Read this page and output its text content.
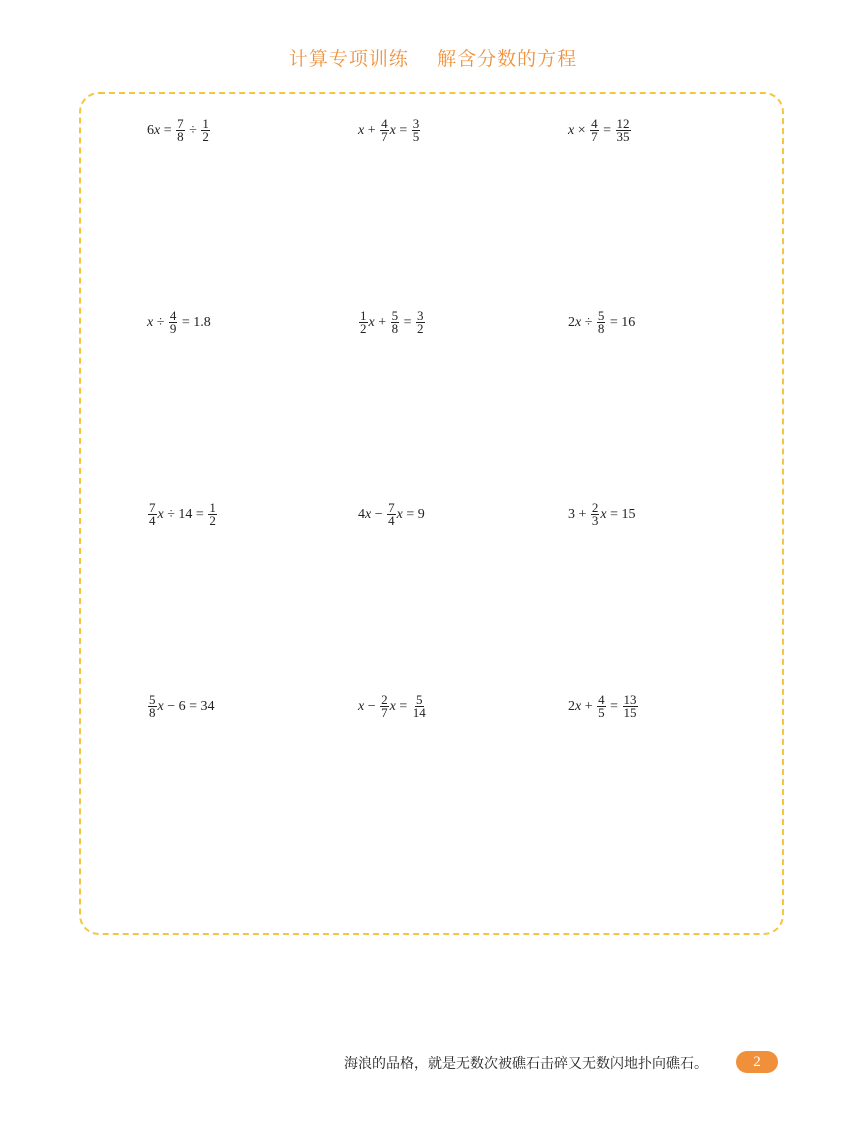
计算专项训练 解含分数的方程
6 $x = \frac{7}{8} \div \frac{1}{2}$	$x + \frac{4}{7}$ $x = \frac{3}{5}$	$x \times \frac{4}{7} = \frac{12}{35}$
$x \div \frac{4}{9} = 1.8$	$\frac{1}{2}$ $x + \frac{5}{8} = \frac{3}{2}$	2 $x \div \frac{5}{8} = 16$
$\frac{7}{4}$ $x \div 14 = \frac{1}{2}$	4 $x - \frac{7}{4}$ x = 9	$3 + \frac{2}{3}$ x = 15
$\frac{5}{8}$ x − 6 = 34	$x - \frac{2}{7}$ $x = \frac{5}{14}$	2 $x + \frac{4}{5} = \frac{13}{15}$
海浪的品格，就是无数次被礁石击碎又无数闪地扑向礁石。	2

* * *

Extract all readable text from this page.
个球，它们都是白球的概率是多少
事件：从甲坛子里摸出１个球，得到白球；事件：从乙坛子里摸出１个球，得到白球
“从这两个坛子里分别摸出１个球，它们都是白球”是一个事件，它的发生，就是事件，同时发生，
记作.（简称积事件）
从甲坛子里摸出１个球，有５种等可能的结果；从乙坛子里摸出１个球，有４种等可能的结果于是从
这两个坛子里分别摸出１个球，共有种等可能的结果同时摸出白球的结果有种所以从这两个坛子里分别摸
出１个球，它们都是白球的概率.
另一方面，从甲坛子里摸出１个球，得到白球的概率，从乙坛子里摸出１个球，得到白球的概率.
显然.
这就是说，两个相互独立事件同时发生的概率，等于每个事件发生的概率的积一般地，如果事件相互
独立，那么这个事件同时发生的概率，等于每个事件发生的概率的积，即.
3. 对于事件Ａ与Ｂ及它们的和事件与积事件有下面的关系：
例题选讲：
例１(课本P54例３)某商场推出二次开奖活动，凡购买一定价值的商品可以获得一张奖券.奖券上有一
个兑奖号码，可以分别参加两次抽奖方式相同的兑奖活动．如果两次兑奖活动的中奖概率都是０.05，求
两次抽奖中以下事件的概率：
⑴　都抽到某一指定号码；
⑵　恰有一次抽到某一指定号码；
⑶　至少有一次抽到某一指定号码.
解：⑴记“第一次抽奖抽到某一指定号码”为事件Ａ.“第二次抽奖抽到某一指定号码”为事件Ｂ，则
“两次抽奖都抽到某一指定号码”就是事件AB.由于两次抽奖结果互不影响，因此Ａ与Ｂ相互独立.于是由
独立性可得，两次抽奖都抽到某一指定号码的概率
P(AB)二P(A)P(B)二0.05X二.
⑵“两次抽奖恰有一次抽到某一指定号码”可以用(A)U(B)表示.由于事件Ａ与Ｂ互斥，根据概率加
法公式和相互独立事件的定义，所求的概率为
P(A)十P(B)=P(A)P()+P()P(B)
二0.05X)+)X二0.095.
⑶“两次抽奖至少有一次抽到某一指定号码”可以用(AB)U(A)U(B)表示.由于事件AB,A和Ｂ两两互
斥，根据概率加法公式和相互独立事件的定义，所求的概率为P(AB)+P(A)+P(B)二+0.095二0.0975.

WORK TO COMPLETE
Of the lines in the data, how many contain the word "this"? Provide the number and nothing further.

EXERCISE OUTPUT
2